** START Task inputs **

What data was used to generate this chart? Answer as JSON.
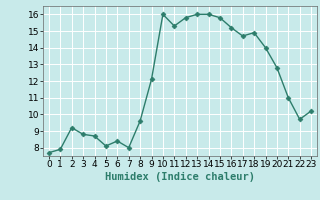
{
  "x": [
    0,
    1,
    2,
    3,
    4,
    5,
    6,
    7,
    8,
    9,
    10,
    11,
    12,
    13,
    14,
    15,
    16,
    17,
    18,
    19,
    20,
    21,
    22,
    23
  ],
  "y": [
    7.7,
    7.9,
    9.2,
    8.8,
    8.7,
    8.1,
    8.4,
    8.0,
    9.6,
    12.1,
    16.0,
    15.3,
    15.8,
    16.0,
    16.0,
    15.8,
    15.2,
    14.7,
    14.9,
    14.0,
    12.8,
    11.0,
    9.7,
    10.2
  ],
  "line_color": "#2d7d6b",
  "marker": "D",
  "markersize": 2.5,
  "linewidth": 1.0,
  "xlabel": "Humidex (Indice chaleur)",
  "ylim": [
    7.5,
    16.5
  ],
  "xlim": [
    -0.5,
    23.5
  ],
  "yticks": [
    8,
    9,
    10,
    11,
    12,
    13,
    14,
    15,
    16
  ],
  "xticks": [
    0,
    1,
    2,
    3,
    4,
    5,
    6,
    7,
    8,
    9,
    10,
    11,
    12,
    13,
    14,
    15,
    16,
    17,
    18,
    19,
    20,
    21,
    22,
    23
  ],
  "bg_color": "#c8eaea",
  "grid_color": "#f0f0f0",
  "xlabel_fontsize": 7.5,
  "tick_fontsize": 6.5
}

** END Task inputs **
** START Task inputs **

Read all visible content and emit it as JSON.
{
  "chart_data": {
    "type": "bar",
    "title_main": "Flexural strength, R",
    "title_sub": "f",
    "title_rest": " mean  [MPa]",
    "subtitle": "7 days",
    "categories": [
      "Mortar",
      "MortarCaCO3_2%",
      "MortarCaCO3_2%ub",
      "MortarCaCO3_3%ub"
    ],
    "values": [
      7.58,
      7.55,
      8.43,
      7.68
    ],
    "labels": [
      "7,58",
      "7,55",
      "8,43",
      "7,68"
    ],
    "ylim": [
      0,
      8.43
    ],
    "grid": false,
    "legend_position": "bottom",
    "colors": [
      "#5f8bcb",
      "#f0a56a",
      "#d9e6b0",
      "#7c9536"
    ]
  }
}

** END Task inputs **
** START Task inputs **

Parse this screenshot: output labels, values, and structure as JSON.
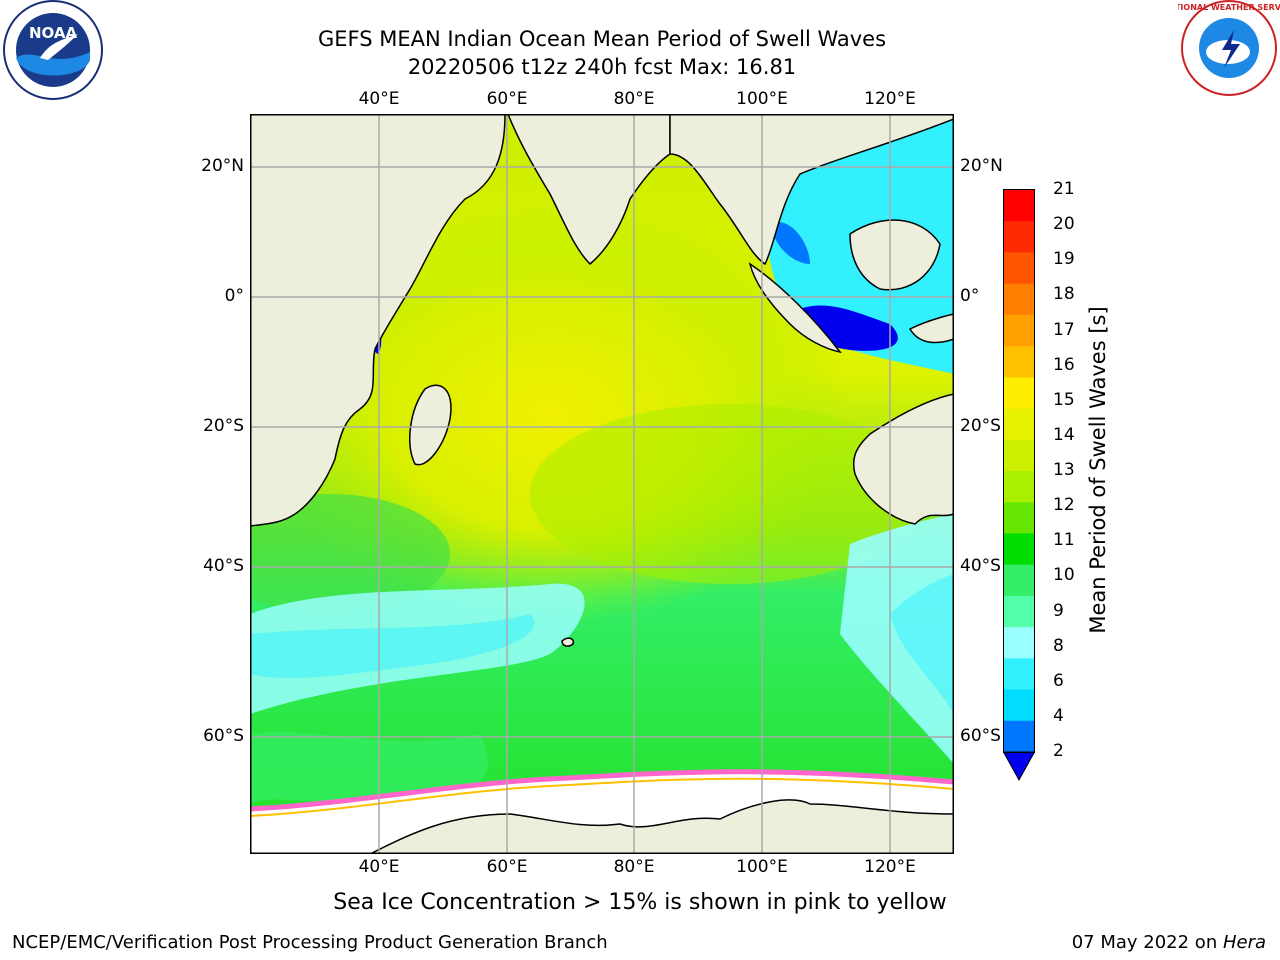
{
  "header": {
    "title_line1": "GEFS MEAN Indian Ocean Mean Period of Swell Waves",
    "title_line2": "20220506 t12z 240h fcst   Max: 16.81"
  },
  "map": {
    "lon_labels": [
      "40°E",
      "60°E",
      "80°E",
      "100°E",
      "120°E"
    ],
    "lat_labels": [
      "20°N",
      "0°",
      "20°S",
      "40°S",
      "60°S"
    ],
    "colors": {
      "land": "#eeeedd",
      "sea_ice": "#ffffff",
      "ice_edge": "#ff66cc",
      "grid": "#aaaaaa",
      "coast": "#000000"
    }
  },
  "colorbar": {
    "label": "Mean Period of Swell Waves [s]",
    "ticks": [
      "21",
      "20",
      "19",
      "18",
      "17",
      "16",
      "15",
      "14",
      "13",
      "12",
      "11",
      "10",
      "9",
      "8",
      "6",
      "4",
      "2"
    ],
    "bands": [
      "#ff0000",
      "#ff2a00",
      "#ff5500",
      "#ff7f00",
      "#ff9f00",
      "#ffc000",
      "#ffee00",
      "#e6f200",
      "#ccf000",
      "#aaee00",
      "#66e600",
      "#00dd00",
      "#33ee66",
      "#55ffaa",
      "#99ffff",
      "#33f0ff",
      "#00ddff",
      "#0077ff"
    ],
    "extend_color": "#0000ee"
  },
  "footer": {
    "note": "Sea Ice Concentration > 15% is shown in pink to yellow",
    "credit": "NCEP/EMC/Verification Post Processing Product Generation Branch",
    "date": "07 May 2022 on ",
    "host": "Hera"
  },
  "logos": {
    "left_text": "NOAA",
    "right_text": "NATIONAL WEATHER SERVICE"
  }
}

** END Task inputs **

Work required: For the entries shown above, give the number of lines that include the word "Waves", without any other text.

Result: 2